- TASK REQUIREMENTS:
1. Translate this sentence from the patent litigation module into Spanish: "Federal courts have exclusive subject matter jurisdiction over patent infringement litigation."
2. Write out the passage of the patent litigation module between "In patent litigation" and "reaches the state.", inclusive.

[Begin TEXT EXCERPT]

Patent Infringement Litigation - Module 5 of 5
Module 5: Patent Infringement Litigation
The sole means of enforcing a patent is through litigation. This module focuses on the procedure of patent litigation, various types of patent infringement, defenses to infringement and remedies.
Initiating the Litigation
Federal courts have exclusive subject matter jurisdiction over patent infringement litigation. All patent litigation occurs either in federal district courts or, less frequently, in the International Trade Commission.
In patent litigation in federal district courts, the patent owner - known as the “patentee” - can seek an injunction, basic economic, potentially enhanced damages and attorneys’ fees. The district court chosen for litigation must have personal jurisdiction over the alleged infringer, which requires sufficient minimum contacts with the court’s forum state. Such minimum contacts can be established through a variety of mechanisms, such as the purposeful direction of business activities towards the state or the placement of infringing products in the stream of commerce that reaches the state.
The issue of venue
presents a much more significant hurdle for patentees in choosing the
appropriate forum. Prior to the Supreme
Court’s 2017 TC Heartland decision, a defendant could be sued for
patent infringement in any district court having personal jurisdiction over the
accused infringer. Because patentees
were free to choose the forum, a single pro-patentee district -- the Eastern
District of Texas -- handled more than a third of all patent litigation. In TC
Heartland, the Supreme Court significantly narrowed the venue
options, ruling that patent lawsuits can be brought only where the alleged
infringer resides or has committed acts of infringement and has a
regular and established place of business.
deemed to “reside” only in their states of incorporation. Thus, since this
decision, the District of Delaware has seen an influx of patent litigation
because many companies are incorporated in Delaware. Out of a desire to avoid lawsuits in the
Eastern District of Texas, many corporations closed their regular places of
business in the district, eliminating that district as a potential venue. Judges in the Eastern District have responded
with some overly expansive interpretations of what constitutes a “regular and
established place of business,” once going so far as to rule that Google’s
cache servers in the district, in a space leased from internet service
providers, subjected Google to suit in the district. Nevertheless, patent litigation in the
Eastern District of Texas has fallen drastically.
In most patent
infringement litigation, the local rules or the judge’s own procedures impose
requirements that differentiate patent litigation from other types of
litigation. For example, the patentee
typically must make an early decision regarding which claims are infringed, and
the patentee must provide detailed infringement contentions. These contentions are typically part of a
claim chart, which contains each element of each claim in the left column and
evidence of infringement in the right column. In addition, these contentions must specify
which types of infringement are at issue.
Following service of the infringement contentions, the accused infringer must provide detailed invalidity contentions if it wishes to challenge the validity of the patent. Patents can be invalidated for any of the reasons they could have been denied at initial application, including anticipation by prior art, obviousness based on a combination of prior art references, improper listing of inventors and lack of subject matter eligibility. The accused infringer’s invalidity contentions must specify the grounds for invalidity. For any anticipation or obviousness defenses, the accused infringer can provide a claim chart, showing where each element of each asserted claim is found in the prior art.

[End TEXT EXCERPT]
[Begin SUPPLIED MATERIAL]

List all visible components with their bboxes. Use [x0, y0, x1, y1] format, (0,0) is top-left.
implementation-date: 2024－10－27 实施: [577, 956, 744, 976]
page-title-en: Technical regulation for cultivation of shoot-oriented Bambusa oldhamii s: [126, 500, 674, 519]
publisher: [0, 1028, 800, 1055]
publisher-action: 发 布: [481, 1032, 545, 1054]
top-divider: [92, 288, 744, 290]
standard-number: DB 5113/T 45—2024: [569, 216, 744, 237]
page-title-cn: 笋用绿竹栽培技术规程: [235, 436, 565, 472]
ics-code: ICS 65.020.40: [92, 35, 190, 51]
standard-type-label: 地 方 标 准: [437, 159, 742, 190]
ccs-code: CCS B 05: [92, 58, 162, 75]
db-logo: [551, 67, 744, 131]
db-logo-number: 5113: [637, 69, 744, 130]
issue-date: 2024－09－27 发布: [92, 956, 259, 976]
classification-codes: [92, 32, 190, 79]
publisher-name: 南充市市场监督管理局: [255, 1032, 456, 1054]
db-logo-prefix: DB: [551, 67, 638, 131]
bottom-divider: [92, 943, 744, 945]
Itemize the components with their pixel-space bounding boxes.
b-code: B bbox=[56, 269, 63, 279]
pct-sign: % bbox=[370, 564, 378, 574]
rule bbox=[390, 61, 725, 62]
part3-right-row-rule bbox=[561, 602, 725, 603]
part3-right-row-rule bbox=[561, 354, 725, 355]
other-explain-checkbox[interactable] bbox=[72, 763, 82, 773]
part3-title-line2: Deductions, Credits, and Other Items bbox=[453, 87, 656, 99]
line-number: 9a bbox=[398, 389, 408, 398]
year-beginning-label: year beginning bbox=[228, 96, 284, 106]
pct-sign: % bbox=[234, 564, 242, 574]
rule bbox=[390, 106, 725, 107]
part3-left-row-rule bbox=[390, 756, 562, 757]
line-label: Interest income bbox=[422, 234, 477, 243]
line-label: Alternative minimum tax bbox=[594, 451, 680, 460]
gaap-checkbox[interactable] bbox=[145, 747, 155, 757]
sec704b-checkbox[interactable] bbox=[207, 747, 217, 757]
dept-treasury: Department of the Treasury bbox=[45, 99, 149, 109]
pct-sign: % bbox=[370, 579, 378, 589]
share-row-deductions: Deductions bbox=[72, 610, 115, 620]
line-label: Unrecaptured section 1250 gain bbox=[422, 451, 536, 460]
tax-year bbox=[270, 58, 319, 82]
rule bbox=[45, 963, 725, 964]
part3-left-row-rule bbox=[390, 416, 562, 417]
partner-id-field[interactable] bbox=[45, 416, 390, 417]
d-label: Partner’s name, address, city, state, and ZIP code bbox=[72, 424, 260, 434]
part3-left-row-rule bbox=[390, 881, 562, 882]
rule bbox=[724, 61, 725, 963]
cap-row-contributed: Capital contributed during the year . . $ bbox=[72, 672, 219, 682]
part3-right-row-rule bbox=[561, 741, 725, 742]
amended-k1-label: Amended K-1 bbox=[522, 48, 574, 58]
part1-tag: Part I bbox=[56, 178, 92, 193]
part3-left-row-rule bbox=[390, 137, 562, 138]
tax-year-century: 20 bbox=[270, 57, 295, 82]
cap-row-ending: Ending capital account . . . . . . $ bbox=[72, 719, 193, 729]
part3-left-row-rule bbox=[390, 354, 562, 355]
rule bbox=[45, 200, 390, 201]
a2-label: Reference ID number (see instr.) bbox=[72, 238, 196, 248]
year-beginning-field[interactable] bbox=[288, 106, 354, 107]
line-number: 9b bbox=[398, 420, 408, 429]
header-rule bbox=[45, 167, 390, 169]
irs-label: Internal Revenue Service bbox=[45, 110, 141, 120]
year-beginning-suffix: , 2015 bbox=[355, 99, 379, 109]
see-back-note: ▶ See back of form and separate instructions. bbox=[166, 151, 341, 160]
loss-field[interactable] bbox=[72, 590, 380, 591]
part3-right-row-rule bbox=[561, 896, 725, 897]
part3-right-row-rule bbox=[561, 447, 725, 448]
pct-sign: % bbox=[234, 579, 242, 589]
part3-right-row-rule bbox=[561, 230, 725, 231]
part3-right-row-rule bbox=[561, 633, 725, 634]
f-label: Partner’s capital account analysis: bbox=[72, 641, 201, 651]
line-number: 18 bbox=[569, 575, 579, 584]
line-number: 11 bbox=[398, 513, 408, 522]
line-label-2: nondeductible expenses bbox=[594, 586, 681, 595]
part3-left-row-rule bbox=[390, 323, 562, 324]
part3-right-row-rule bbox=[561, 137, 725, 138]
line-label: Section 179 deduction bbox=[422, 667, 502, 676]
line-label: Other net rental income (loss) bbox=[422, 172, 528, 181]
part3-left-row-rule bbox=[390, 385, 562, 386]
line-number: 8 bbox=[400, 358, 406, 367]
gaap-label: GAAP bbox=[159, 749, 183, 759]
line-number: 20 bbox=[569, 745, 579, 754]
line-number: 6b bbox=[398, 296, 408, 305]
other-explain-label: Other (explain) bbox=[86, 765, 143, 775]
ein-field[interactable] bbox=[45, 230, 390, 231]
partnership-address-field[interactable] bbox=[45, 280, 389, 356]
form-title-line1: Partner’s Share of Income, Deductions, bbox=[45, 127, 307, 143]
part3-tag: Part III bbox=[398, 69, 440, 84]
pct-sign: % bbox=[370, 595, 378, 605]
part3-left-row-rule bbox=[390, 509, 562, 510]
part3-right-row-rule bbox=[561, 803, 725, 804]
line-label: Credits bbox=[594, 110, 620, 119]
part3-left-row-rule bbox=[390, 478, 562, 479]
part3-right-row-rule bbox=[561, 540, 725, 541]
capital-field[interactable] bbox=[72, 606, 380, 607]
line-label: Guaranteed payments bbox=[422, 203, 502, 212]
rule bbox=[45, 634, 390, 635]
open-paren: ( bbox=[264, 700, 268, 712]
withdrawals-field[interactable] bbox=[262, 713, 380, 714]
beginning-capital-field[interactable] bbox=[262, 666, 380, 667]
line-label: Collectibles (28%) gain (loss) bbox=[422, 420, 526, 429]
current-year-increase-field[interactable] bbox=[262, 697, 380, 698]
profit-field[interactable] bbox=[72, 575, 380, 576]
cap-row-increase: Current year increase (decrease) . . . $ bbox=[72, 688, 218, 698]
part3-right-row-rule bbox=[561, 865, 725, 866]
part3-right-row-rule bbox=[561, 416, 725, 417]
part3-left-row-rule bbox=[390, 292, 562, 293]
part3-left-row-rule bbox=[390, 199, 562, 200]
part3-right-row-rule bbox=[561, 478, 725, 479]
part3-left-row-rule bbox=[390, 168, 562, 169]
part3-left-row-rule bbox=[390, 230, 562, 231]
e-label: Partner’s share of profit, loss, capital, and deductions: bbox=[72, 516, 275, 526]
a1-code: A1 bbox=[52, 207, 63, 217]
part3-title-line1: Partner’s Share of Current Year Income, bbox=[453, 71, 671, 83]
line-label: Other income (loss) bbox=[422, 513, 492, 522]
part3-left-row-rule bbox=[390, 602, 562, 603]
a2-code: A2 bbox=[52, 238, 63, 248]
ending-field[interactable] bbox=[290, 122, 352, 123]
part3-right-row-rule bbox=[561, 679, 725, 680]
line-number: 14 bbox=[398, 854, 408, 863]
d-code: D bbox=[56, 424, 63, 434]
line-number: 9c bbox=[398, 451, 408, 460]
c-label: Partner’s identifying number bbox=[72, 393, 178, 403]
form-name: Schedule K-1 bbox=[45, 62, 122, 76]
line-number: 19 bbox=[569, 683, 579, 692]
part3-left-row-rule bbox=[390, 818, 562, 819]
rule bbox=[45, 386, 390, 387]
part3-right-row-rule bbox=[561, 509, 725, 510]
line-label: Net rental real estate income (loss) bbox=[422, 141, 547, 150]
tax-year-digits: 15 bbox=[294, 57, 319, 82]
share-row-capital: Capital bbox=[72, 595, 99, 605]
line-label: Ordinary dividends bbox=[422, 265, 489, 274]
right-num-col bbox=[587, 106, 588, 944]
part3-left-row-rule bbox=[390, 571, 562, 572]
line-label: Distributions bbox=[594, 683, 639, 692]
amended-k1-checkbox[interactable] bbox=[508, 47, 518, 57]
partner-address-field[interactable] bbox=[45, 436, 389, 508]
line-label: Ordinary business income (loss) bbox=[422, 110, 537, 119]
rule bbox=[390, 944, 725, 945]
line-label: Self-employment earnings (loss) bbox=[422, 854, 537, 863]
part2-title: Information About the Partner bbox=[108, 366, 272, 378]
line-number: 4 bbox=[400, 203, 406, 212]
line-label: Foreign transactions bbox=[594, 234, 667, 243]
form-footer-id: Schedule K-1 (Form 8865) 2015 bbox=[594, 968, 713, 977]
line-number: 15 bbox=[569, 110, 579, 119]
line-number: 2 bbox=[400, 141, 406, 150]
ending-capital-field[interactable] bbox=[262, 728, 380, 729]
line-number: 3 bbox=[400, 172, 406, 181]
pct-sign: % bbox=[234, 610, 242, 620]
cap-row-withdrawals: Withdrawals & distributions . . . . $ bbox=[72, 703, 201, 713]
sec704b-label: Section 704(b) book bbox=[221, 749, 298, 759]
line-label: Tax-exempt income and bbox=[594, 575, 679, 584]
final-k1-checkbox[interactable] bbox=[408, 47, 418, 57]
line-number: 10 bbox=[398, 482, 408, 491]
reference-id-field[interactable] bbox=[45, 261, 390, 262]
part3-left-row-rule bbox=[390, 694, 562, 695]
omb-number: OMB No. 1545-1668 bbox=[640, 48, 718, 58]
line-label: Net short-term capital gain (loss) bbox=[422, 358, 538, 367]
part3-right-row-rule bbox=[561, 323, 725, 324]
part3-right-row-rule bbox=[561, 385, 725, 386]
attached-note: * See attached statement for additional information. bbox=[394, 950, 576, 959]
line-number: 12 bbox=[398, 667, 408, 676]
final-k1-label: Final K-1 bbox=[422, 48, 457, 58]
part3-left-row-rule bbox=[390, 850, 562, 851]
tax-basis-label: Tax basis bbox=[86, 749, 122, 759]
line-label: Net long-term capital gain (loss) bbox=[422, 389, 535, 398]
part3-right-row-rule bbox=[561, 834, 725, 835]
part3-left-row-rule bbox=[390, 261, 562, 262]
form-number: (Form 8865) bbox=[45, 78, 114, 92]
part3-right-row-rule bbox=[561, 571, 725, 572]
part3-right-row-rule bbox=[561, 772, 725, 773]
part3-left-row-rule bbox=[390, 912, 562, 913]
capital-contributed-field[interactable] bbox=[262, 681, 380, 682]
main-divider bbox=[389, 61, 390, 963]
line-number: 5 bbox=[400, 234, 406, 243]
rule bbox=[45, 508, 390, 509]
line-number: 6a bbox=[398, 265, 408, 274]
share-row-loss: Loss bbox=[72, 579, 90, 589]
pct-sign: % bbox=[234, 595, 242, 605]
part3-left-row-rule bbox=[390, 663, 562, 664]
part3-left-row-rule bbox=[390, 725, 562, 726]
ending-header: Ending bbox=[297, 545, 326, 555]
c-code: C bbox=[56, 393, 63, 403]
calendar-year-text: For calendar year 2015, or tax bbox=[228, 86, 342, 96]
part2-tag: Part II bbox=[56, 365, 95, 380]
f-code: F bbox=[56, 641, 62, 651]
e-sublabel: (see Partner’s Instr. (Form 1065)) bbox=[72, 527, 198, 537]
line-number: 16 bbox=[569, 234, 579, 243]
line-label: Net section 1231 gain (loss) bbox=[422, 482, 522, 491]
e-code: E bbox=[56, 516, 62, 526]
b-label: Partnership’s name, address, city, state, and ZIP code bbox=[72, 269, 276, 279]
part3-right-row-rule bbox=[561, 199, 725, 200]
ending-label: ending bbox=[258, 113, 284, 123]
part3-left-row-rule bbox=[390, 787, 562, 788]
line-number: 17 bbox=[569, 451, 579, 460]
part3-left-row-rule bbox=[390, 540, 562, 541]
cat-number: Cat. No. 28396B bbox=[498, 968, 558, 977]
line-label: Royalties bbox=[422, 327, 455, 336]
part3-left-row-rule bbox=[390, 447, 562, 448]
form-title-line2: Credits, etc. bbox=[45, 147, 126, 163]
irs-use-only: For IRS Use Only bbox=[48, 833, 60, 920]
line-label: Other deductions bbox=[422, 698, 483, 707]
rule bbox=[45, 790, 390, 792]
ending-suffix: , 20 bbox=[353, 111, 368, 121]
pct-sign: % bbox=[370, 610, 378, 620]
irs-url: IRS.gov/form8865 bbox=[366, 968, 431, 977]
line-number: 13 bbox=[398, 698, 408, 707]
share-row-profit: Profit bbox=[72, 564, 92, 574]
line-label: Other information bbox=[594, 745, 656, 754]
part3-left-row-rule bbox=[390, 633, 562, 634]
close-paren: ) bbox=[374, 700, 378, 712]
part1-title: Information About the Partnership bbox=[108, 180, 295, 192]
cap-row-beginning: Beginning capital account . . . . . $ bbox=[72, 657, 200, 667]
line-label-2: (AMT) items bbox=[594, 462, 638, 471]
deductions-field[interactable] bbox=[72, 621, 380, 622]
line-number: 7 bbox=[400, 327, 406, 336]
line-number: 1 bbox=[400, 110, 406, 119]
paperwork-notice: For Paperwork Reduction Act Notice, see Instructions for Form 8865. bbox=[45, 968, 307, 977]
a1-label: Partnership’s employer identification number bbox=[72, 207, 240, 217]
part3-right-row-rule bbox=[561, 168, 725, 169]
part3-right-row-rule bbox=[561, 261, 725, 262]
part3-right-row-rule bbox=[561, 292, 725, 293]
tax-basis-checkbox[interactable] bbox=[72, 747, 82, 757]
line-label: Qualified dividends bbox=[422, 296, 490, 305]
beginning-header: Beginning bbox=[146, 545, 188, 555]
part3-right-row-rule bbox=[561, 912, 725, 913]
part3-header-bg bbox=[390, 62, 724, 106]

[End SUPPLIED MATERIAL]

- RESPONSE LIST:
1. Los tribunales federales tienen competencia exclusiva por razón de la materia sobre los litigios por infracción de patentes.

2.
In patent litigation in federal district courts, the patent owner - known as the “patentee” - can seek an injunction, basic economic, potentially enhanced damages and attorneys’ fees. The district court chosen for litigation must have personal jurisdiction over the alleged infringer, which requires sufficient minimum contacts with the court’s forum state. Such minimum contacts can be established through a variety of mechanisms, such as the purposeful direction of business activities towards the state or the placement of infringing products in the stream of commerce that reaches the state.